- Born: Gerhard Otto Henneberg July 14, 1922 Magdeburg, Weimar Republic
- Died: January 1, 2011 (aged 88) Berlin, Federal Republic of Germany
- Occupations: Actor, theater director, theater manager
- Years active: 1937–1997

= Gerd Michael Henneberg =

German actor and theater director (1922–2011)

Gerd Michael Henneberg (14 July 1922 – 1 January 2011) was a German actor and theater director.

==Biography==
Gerd Henneberg's father, Richard, was a theater director. After the young Henneberg took private acting classes, he debuted on stage at age sixteen at the Leipzig Theater. Afterwards, he worked in the Aschaffenburg Theater and later became a member of the cast at the German National Theater in Weimar, where he remained until after the end of World War II.

In 1948, Henneberg moved to East Berlin. He appeared on the stages of the Schiffbauerdamm Theater and the People's Theater, but finally settled in the Maxim Gorky Theater. Henneberg's most recognized performance was that of Scanlon of One Flew Over the Cuckoo's Nest, a character he depicted more than four hundred times. On 5 October 1960, he was awarded the People's Artist Prize. In 1960, he was named manager of the Neustrelitz Theater. In February 1962 he assumed the same duties in the Dresden Theater.

Henneberg was removed from the latter post in October 1965, after the Socialist Unity Party of Germany disapproved of several plays he allowed to be performed and from the lack of cooperation with communist writers. He was criticized for lacking "socialist ardor," and had to announce that he left due to "failing to make a contribution to Socialist dramaturgy." Henneberg returned to Neustrelitz, where he remained as manager until 1968. He continued to direct plays and to perform in the Maxim Gorky Theater until the 1980s, and made his last appearance on stage in Dresden in 1997.

Beside his theatrical work, he also appeared in some sixty cinema and television productions, mostly East German ones. He is mostly remembered for portraying Wilhelm Keitel in all of Yuri Ozerov's World War II films and for making several guest appearances in the popular crime drama Polizeiruf 110.

● Data for analysis
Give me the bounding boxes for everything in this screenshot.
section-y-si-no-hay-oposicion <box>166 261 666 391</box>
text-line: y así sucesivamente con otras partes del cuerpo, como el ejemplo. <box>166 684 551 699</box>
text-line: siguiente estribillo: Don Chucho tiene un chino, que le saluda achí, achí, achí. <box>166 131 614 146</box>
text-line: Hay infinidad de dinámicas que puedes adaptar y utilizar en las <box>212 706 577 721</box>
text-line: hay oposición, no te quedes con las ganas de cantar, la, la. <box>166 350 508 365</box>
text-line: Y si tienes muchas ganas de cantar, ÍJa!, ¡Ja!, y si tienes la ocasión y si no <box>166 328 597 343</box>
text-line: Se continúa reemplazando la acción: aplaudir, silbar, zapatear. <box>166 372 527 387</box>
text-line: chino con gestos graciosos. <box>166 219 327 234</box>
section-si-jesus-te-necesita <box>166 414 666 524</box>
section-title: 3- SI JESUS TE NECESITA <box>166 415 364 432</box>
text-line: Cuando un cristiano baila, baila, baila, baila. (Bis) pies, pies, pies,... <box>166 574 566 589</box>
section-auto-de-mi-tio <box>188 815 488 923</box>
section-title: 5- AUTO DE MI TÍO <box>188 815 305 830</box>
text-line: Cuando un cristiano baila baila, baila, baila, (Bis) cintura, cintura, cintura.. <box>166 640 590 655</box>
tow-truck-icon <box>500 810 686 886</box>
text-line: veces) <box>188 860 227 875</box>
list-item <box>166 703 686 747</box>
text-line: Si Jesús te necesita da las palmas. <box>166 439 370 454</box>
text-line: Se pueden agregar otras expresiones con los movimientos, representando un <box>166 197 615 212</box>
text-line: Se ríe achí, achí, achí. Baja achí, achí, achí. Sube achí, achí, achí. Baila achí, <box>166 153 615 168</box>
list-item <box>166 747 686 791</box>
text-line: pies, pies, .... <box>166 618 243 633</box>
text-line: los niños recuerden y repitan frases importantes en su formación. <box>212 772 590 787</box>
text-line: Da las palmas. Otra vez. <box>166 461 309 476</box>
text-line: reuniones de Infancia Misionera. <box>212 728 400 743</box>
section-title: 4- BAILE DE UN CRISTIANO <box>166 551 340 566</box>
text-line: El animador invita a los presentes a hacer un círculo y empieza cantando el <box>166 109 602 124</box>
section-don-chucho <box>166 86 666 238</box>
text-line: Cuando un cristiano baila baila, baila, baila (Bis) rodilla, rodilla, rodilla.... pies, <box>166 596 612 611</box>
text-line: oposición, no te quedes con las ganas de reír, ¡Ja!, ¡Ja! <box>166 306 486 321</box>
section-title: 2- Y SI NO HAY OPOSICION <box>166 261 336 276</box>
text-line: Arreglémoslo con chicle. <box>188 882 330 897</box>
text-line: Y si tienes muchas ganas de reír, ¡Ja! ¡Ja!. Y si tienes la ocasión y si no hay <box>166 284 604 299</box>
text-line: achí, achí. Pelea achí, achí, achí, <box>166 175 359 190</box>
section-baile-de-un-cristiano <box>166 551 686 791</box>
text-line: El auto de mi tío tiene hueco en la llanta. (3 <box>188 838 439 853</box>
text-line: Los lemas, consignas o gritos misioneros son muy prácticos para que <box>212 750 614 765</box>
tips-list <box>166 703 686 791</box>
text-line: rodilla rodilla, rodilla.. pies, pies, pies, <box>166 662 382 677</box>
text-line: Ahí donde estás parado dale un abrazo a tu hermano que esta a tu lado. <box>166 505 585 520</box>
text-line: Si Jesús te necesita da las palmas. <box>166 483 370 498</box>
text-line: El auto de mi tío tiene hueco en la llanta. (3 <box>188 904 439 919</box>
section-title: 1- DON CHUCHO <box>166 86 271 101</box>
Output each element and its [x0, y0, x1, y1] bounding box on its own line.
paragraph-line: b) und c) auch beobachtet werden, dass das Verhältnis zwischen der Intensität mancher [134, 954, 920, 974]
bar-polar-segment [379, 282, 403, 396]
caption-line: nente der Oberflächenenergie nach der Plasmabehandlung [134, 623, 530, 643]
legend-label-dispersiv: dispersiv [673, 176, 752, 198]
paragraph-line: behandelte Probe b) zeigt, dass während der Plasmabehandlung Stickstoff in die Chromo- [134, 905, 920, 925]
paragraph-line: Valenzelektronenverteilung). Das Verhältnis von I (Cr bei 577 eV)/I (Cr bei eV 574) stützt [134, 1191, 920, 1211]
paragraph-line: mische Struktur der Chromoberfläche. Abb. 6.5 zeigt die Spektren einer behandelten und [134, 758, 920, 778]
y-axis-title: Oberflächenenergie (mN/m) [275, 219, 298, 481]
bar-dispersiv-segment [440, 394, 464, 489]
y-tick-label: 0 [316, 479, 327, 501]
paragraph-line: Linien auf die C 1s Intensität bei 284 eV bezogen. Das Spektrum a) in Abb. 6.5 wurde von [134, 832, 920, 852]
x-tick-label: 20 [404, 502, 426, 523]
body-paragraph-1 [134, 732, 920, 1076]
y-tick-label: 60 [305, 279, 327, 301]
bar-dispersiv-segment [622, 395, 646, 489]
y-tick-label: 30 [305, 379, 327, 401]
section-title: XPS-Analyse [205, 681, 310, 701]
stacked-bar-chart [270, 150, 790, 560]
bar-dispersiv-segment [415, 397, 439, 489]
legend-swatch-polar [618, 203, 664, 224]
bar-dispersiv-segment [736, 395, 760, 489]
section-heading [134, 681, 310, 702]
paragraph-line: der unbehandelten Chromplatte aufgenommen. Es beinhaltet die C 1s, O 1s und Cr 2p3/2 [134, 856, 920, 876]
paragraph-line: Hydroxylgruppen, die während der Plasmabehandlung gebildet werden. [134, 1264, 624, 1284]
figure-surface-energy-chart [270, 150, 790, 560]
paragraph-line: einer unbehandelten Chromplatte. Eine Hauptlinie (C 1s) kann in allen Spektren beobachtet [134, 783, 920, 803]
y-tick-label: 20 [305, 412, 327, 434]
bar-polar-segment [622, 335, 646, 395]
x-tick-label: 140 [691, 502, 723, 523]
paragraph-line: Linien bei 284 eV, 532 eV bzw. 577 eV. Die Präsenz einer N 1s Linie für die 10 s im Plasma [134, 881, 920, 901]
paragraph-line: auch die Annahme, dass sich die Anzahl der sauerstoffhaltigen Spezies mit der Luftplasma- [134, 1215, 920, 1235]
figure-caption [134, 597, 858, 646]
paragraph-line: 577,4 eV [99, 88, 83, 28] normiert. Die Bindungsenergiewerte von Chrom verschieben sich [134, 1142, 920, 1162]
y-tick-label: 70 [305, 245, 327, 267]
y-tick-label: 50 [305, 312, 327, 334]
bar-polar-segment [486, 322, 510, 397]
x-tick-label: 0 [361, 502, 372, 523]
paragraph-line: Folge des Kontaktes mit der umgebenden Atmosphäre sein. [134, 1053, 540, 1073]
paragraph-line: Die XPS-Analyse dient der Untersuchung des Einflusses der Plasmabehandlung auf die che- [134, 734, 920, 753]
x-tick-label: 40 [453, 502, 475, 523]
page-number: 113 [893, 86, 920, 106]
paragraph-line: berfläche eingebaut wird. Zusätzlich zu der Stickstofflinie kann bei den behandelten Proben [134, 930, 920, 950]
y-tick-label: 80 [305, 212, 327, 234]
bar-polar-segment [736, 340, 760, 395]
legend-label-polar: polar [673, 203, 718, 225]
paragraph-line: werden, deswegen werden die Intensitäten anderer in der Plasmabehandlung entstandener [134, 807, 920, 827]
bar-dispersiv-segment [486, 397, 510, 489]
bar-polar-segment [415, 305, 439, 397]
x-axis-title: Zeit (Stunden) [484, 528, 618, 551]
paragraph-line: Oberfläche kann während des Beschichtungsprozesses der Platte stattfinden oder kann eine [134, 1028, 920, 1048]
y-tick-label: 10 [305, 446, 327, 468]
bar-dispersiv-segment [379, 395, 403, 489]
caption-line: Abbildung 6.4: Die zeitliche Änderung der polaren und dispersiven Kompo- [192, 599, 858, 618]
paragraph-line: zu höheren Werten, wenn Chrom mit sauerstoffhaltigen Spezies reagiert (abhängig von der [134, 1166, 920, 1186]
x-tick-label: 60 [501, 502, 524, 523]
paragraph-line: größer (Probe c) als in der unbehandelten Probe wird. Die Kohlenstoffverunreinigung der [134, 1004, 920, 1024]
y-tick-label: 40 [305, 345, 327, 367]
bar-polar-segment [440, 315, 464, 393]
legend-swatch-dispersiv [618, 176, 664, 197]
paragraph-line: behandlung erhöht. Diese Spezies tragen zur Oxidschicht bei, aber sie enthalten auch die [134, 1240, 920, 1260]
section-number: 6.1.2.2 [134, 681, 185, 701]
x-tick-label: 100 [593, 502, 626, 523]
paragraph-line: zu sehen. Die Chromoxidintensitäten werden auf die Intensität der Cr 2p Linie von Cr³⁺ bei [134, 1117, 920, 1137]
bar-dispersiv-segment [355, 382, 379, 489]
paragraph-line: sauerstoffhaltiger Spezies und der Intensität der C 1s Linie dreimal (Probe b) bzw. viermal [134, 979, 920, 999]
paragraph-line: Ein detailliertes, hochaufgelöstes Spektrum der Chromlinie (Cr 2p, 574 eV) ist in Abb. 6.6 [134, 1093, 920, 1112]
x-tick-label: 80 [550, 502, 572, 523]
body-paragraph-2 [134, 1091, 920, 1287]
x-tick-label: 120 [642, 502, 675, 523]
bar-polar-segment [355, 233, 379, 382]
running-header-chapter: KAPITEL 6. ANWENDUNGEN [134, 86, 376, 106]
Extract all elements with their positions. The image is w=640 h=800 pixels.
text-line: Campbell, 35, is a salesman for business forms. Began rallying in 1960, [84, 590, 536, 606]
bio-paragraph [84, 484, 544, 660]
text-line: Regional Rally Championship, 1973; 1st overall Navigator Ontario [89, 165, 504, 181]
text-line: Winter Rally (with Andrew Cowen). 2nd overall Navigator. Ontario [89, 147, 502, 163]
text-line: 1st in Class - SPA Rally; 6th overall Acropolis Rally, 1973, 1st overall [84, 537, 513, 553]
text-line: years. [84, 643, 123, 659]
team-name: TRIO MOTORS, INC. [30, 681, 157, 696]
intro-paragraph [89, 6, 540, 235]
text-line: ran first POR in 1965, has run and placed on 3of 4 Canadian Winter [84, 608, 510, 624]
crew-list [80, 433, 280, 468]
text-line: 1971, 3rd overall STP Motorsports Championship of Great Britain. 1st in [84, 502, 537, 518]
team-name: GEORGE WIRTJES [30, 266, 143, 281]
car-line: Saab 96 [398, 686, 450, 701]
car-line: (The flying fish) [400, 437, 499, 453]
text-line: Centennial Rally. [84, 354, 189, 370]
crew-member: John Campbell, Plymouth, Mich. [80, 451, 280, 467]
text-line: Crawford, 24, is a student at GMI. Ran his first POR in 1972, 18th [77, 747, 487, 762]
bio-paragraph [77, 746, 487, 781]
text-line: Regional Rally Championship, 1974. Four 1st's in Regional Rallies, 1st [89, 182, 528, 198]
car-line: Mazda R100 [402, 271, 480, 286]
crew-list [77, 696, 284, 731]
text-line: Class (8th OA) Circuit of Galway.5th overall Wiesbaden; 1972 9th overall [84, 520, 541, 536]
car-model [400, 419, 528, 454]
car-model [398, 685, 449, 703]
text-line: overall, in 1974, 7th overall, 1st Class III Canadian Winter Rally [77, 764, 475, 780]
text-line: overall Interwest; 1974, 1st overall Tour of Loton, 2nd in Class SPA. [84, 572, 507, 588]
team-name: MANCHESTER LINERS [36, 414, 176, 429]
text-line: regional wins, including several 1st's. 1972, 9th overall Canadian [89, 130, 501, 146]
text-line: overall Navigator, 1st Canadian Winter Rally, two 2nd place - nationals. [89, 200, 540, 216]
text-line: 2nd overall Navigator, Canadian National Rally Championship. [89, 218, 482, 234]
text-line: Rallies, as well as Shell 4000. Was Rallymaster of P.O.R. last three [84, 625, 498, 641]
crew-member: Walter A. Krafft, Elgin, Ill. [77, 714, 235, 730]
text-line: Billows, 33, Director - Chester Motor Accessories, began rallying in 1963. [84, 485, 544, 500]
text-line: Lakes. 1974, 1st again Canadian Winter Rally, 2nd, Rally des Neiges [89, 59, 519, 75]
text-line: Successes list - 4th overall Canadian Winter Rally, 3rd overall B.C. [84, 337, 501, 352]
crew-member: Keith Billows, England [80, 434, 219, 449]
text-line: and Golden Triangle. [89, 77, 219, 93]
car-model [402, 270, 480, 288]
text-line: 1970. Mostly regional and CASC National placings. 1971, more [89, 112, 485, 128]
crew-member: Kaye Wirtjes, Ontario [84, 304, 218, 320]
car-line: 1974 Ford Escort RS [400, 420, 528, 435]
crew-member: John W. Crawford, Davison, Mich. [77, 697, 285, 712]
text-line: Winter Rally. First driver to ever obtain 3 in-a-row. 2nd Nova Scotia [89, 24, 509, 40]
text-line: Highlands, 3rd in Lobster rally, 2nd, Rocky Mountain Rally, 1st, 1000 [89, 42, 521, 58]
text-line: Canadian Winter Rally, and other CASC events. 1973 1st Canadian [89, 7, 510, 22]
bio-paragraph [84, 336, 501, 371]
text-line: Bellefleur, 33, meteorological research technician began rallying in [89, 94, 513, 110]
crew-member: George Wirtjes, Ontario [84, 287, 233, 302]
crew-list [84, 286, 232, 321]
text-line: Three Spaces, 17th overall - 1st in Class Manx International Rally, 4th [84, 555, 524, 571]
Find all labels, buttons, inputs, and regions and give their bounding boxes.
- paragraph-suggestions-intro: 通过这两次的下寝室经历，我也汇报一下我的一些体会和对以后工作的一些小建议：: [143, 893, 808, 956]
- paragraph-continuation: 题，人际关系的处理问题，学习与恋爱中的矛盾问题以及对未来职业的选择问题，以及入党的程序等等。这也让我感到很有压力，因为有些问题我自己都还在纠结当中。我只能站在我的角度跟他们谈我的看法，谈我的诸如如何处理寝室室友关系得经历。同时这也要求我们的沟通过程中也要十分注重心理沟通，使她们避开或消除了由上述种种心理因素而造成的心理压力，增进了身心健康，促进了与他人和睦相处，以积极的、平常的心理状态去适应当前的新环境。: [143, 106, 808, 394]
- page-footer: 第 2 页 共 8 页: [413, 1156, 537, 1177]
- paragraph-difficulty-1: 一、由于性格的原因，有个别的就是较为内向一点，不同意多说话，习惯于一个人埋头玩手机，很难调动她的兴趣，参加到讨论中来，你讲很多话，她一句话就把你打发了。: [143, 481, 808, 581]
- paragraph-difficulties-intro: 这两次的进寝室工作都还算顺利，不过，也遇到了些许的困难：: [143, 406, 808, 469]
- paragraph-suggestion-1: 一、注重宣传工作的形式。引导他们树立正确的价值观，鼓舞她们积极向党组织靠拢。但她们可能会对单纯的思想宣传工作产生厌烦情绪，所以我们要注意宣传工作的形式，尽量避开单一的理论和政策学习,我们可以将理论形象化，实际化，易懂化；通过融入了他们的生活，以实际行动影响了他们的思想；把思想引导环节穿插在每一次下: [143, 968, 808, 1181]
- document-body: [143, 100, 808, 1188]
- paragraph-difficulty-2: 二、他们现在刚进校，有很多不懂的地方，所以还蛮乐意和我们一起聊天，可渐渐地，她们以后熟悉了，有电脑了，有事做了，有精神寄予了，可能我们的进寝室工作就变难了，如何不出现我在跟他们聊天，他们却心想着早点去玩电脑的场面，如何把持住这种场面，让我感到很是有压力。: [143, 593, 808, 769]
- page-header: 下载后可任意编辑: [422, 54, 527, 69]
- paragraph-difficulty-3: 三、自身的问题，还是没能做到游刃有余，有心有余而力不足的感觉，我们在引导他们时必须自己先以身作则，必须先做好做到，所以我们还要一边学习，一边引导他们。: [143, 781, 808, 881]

● Problem requirements
Reproduce word for word the passage of the Gerd Michael Henneberg biography starting with "- Born: Gerhard" and going on through "and theater director.".

● Reply
- Born: Gerhard Otto Henneberg July 14, 1922 Magdeburg, Weimar Republic
- Died: January 1, 2011 (aged 88) Berlin, Federal Republic of Germany
- Occupations: Actor, theater director, theater manager
- Years active: 1937–1997

= Gerd Michael Henneberg =

German actor and theater director (1922–2011)

Gerd Michael Henneberg (14 July 1922 – 1 January 2011) was a German actor and theater director.